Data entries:
= = = =

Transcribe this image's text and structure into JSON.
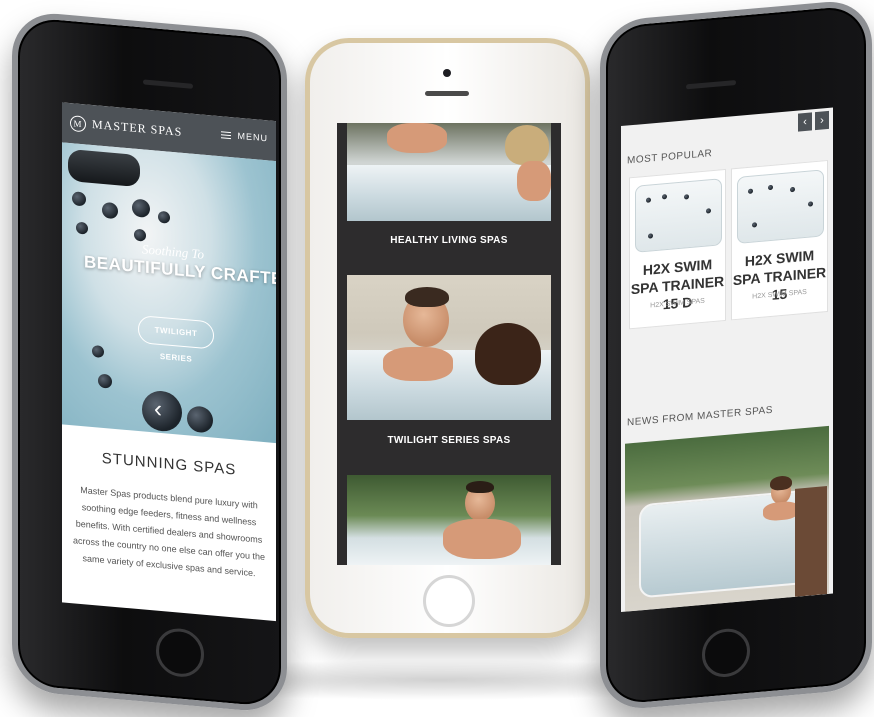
{
  "left_phone": {
    "logo": "MASTER SPAS",
    "logo_mark": "M",
    "menu_label": "MENU",
    "hero_kicker": "Soothing To",
    "hero_title": "BEAUTIFULLY CRAFTED SPAS",
    "hero_button": "TWILIGHT SERIES",
    "section_title": "STUNNING SPAS",
    "section_body": "Master Spas products blend pure luxury with soothing edge feeders, fitness and wellness benefits. With certified dealers and showrooms across the country no one else can offer you the same variety of exclusive spas and service."
  },
  "center_phone": {
    "cards": [
      {
        "label": "HEALTHY LIVING SPAS"
      },
      {
        "label": "TWILIGHT SERIES SPAS"
      },
      {
        "label": ""
      }
    ]
  },
  "right_phone": {
    "most_popular_title": "MOST POPULAR",
    "prev_icon": "‹",
    "next_icon": "›",
    "products": [
      {
        "name": "H2X SWIM SPA TRAINER 15 D",
        "category": "H2X SWIM SPAS"
      },
      {
        "name": "H2X SWIM SPA TRAINER 15",
        "category": "H2X SWIM SPAS"
      }
    ],
    "news_title": "NEWS FROM MASTER SPAS"
  },
  "colors": {
    "header": "#4d5257",
    "center_bg": "#2d2c2d",
    "water": "#9cc3d0"
  }
}
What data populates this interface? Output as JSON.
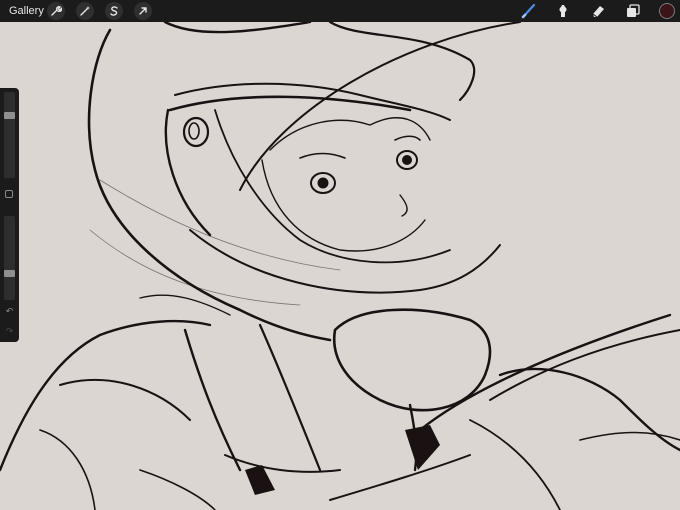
{
  "topbar": {
    "gallery_label": "Gallery",
    "left_tools": [
      {
        "name": "wrench-icon"
      },
      {
        "name": "magic-wand-icon"
      },
      {
        "name": "selection-icon"
      },
      {
        "name": "transform-arrow-icon"
      }
    ],
    "right_tools": [
      {
        "name": "brush-icon",
        "active": true
      },
      {
        "name": "smudge-icon"
      },
      {
        "name": "eraser-icon"
      },
      {
        "name": "layers-icon"
      }
    ],
    "current_color": "#3a1418"
  },
  "sidebar": {
    "brush_size": 0.75,
    "brush_opacity": 0.3,
    "undo_icon": "undo-icon",
    "redo_icon": "redo-icon"
  },
  "colors": {
    "canvas_background": "#dcd6d2",
    "line_color": "#1a1212",
    "ui_dark": "#1b1b1b",
    "active_brush": "#4a8fe6"
  }
}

= = = =

Output the entries above exactly, without their pictures.

Transcribe this image's text and structure into JSON.
{
  "left_phone": {
    "logo": "MASTER SPAS",
    "logo_mark": "M",
    "menu_label": "MENU",
    "hero_kicker": "Soothing To",
    "hero_title": "BEAUTIFULLY CRAFTED SPAS",
    "hero_button": "TWILIGHT SERIES",
    "section_title": "STUNNING SPAS",
    "section_body": "Master Spas products blend pure luxury with soothing edge feeders, fitness and wellness benefits. With certified dealers and showrooms across the country no one else can offer you the same variety of exclusive spas and service."
  },
  "center_phone": {
    "cards": [
      {
        "label": "HEALTHY LIVING SPAS"
      },
      {
        "label": "TWILIGHT SERIES SPAS"
      },
      {
        "label": ""
      }
    ]
  },
  "right_phone": {
    "most_popular_title": "MOST POPULAR",
    "prev_icon": "‹",
    "next_icon": "›",
    "products": [
      {
        "name": "H2X SWIM SPA TRAINER 15 D",
        "category": "H2X SWIM SPAS"
      },
      {
        "name": "H2X SWIM SPA TRAINER 15",
        "category": "H2X SWIM SPAS"
      }
    ],
    "news_title": "NEWS FROM MASTER SPAS"
  },
  "colors": {
    "header": "#4d5257",
    "center_bg": "#2d2c2d",
    "water": "#9cc3d0"
  }
}
What data populates this interface? Output as JSON.
{
  "topbar": {
    "gallery_label": "Gallery",
    "left_tools": [
      {
        "name": "wrench-icon"
      },
      {
        "name": "magic-wand-icon"
      },
      {
        "name": "selection-icon"
      },
      {
        "name": "transform-arrow-icon"
      }
    ],
    "right_tools": [
      {
        "name": "brush-icon",
        "active": true
      },
      {
        "name": "smudge-icon"
      },
      {
        "name": "eraser-icon"
      },
      {
        "name": "layers-icon"
      }
    ],
    "current_color": "#3a1418"
  },
  "sidebar": {
    "brush_size": 0.75,
    "brush_opacity": 0.3,
    "undo_icon": "undo-icon",
    "redo_icon": "redo-icon"
  },
  "colors": {
    "canvas_background": "#dcd6d2",
    "line_color": "#1a1212",
    "ui_dark": "#1b1b1b",
    "active_brush": "#4a8fe6"
  }
}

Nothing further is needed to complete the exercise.